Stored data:
• • • •

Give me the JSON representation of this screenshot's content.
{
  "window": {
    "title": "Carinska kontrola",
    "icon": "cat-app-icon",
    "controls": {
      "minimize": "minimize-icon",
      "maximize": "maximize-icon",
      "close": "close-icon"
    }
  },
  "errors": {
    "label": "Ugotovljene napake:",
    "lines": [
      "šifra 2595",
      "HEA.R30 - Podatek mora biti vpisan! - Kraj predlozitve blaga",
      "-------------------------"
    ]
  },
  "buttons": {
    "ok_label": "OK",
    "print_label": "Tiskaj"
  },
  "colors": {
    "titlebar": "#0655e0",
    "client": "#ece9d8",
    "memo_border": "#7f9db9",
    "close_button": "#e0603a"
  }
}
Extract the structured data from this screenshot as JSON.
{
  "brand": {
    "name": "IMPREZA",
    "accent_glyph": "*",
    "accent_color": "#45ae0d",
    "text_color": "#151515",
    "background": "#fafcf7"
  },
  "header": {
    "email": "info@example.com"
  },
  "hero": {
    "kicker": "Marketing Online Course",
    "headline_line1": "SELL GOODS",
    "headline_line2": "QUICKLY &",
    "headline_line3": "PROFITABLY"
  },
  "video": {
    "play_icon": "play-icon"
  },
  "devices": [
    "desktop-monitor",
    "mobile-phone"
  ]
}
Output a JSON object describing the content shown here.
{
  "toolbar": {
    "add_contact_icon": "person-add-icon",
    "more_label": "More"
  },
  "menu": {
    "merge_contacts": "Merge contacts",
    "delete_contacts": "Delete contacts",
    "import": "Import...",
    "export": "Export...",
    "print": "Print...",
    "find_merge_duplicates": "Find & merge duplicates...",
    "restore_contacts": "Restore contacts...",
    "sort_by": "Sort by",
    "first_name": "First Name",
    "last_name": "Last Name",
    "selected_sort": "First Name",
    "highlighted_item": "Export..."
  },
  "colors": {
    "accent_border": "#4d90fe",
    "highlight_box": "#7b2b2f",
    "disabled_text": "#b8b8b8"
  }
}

• • • •

Using the data above, copy each line that contains "this".

▶ COMPLETE RESPONSE:
Give me the JSON representation of this screenshot's content.
Extract the structured data from this screenshot as JSON.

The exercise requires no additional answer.